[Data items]
-=-=-=-=-

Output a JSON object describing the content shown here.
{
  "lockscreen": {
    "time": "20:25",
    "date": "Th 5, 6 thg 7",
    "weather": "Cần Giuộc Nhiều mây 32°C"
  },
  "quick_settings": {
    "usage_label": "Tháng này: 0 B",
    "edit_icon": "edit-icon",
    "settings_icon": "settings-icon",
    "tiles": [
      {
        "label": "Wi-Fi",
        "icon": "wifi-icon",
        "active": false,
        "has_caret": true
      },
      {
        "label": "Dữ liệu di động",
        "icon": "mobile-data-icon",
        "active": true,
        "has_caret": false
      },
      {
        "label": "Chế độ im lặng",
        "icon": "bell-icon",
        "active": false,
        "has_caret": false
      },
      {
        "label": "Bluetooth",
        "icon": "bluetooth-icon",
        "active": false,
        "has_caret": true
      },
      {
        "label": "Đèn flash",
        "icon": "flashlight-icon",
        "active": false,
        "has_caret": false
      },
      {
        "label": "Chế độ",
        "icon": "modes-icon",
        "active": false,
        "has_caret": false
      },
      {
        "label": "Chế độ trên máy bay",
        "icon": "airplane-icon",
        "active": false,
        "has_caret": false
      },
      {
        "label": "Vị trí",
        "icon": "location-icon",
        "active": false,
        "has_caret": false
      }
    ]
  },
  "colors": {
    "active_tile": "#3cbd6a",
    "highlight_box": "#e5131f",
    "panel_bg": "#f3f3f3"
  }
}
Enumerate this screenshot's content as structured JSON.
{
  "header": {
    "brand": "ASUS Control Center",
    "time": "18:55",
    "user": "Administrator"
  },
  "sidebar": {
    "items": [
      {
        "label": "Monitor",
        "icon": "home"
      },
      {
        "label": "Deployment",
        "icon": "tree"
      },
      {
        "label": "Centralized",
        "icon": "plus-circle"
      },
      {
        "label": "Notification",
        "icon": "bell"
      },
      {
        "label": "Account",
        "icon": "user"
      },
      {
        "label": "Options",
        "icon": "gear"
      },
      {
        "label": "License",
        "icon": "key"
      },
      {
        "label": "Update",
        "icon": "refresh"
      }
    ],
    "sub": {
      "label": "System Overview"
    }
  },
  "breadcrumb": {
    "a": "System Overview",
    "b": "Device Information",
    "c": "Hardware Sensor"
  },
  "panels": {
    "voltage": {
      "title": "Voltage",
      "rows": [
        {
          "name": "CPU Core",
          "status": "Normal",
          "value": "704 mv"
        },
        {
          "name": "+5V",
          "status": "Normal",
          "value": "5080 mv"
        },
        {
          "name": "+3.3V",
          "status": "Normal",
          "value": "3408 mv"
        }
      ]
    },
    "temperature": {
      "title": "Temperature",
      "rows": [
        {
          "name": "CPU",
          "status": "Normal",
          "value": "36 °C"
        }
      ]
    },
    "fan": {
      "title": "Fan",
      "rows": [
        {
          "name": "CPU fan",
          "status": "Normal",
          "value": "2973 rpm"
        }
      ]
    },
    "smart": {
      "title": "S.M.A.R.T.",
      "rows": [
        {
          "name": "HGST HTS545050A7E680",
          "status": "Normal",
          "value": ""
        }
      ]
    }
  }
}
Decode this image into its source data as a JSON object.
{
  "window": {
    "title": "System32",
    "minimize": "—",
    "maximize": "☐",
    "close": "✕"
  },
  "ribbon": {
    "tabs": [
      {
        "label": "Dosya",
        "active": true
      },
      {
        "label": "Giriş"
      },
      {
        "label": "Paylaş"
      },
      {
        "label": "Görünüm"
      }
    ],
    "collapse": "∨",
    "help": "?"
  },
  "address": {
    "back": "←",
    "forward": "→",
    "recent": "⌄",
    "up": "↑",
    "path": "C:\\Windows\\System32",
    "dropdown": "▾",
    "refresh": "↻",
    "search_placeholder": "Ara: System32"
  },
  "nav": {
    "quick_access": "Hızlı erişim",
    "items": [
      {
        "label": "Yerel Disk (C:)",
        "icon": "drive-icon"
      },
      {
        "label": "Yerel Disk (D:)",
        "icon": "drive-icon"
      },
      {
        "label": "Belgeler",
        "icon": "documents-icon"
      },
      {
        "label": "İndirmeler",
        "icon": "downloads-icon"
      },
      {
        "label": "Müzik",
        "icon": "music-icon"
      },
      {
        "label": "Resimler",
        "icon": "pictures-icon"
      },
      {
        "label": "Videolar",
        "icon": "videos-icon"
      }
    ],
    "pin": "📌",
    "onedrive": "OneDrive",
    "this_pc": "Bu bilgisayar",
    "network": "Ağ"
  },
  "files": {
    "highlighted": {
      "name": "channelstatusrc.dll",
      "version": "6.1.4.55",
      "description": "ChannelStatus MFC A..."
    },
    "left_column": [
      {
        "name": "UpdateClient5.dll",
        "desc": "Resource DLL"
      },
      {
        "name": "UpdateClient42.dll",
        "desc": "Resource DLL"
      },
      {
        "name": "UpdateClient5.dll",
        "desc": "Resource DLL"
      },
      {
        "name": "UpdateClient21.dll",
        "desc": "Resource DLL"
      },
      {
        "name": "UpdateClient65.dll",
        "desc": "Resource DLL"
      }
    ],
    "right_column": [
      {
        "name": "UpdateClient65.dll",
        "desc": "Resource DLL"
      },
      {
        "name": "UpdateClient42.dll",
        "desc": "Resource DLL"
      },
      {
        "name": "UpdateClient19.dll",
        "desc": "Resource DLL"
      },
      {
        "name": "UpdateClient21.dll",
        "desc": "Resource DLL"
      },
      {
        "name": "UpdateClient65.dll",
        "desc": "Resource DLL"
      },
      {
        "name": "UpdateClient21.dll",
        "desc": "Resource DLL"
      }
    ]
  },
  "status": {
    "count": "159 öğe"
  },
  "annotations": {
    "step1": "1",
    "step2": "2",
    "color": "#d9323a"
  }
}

-=-=-=-=-

_GIVEN REQUEST_: All of the records must be repeated exactly.

_EXERCISE RESPONSE_:
Output a JSON object describing the content shown here.
{
  "lockscreen": {
    "time": "20:25",
    "date": "Th 5, 6 thg 7",
    "weather": "Cần Giuộc Nhiều mây 32°C"
  },
  "quick_settings": {
    "usage_label": "Tháng này: 0 B",
    "edit_icon": "edit-icon",
    "settings_icon": "settings-icon",
    "tiles": [
      {
        "label": "Wi-Fi",
        "icon": "wifi-icon",
        "active": false,
        "has_caret": true
      },
      {
        "label": "Dữ liệu di động",
        "icon": "mobile-data-icon",
        "active": true,
        "has_caret": false
      },
      {
        "label": "Chế độ im lặng",
        "icon": "bell-icon",
        "active": false,
        "has_caret": false
      },
      {
        "label": "Bluetooth",
        "icon": "bluetooth-icon",
        "active": false,
        "has_caret": true
      },
      {
        "label": "Đèn flash",
        "icon": "flashlight-icon",
        "active": false,
        "has_caret": false
      },
      {
        "label": "Chế độ",
        "icon": "modes-icon",
        "active": false,
        "has_caret": false
      },
      {
        "label": "Chế độ trên máy bay",
        "icon": "airplane-icon",
        "active": false,
        "has_caret": false
      },
      {
        "label": "Vị trí",
        "icon": "location-icon",
        "active": false,
        "has_caret": false
      }
    ]
  },
  "colors": {
    "active_tile": "#3cbd6a",
    "highlight_box": "#e5131f",
    "panel_bg": "#f3f3f3"
  }
}
Enumerate this screenshot's content as structured JSON.
{
  "header": {
    "brand": "ASUS Control Center",
    "time": "18:55",
    "user": "Administrator"
  },
  "sidebar": {
    "items": [
      {
        "label": "Monitor",
        "icon": "home"
      },
      {
        "label": "Deployment",
        "icon": "tree"
      },
      {
        "label": "Centralized",
        "icon": "plus-circle"
      },
      {
        "label": "Notification",
        "icon": "bell"
      },
      {
        "label": "Account",
        "icon": "user"
      },
      {
        "label": "Options",
        "icon": "gear"
      },
      {
        "label": "License",
        "icon": "key"
      },
      {
        "label": "Update",
        "icon": "refresh"
      }
    ],
    "sub": {
      "label": "System Overview"
    }
  },
  "breadcrumb": {
    "a": "System Overview",
    "b": "Device Information",
    "c": "Hardware Sensor"
  },
  "panels": {
    "voltage": {
      "title": "Voltage",
      "rows": [
        {
          "name": "CPU Core",
          "status": "Normal",
          "value": "704 mv"
        },
        {
          "name": "+5V",
          "status": "Normal",
          "value": "5080 mv"
        },
        {
          "name": "+3.3V",
          "status": "Normal",
          "value": "3408 mv"
        }
      ]
    },
    "temperature": {
      "title": "Temperature",
      "rows": [
        {
          "name": "CPU",
          "status": "Normal",
          "value": "36 °C"
        }
      ]
    },
    "fan": {
      "title": "Fan",
      "rows": [
        {
          "name": "CPU fan",
          "status": "Normal",
          "value": "2973 rpm"
        }
      ]
    },
    "smart": {
      "title": "S.M.A.R.T.",
      "rows": [
        {
          "name": "HGST HTS545050A7E680",
          "status": "Normal",
          "value": ""
        }
      ]
    }
  }
}
Decode this image into its source data as a JSON object.
{
  "window": {
    "title": "System32",
    "minimize": "—",
    "maximize": "☐",
    "close": "✕"
  },
  "ribbon": {
    "tabs": [
      {
        "label": "Dosya",
        "active": true
      },
      {
        "label": "Giriş"
      },
      {
        "label": "Paylaş"
      },
      {
        "label": "Görünüm"
      }
    ],
    "collapse": "∨",
    "help": "?"
  },
  "address": {
    "back": "←",
    "forward": "→",
    "recent": "⌄",
    "up": "↑",
    "path": "C:\\Windows\\System32",
    "dropdown": "▾",
    "refresh": "↻",
    "search_placeholder": "Ara: System32"
  },
  "nav": {
    "quick_access": "Hızlı erişim",
    "items": [
      {
        "label": "Yerel Disk (C:)",
        "icon": "drive-icon"
      },
      {
        "label": "Yerel Disk (D:)",
        "icon": "drive-icon"
      },
      {
        "label": "Belgeler",
        "icon": "documents-icon"
      },
      {
        "label": "İndirmeler",
        "icon": "downloads-icon"
      },
      {
        "label": "Müzik",
        "icon": "music-icon"
      },
      {
        "label": "Resimler",
        "icon": "pictures-icon"
      },
      {
        "label": "Videolar",
        "icon": "videos-icon"
      }
    ],
    "pin": "📌",
    "onedrive": "OneDrive",
    "this_pc": "Bu bilgisayar",
    "network": "Ağ"
  },
  "files": {
    "highlighted": {
      "name": "channelstatusrc.dll",
      "version": "6.1.4.55",
      "description": "ChannelStatus MFC A..."
    },
    "left_column": [
      {
        "name": "UpdateClient5.dll",
        "desc": "Resource DLL"
      },
      {
        "name": "UpdateClient42.dll",
        "desc": "Resource DLL"
      },
      {
        "name": "UpdateClient5.dll",
        "desc": "Resource DLL"
      },
      {
        "name": "UpdateClient21.dll",
        "desc": "Resource DLL"
      },
      {
        "name": "UpdateClient65.dll",
        "desc": "Resource DLL"
      }
    ],
    "right_column": [
      {
        "name": "UpdateClient65.dll",
        "desc": "Resource DLL"
      },
      {
        "name": "UpdateClient42.dll",
        "desc": "Resource DLL"
      },
      {
        "name": "UpdateClient19.dll",
        "desc": "Resource DLL"
      },
      {
        "name": "UpdateClient21.dll",
        "desc": "Resource DLL"
      },
      {
        "name": "UpdateClient65.dll",
        "desc": "Resource DLL"
      },
      {
        "name": "UpdateClient21.dll",
        "desc": "Resource DLL"
      }
    ]
  },
  "status": {
    "count": "159 öğe"
  },
  "annotations": {
    "step1": "1",
    "step2": "2",
    "color": "#d9323a"
  }
}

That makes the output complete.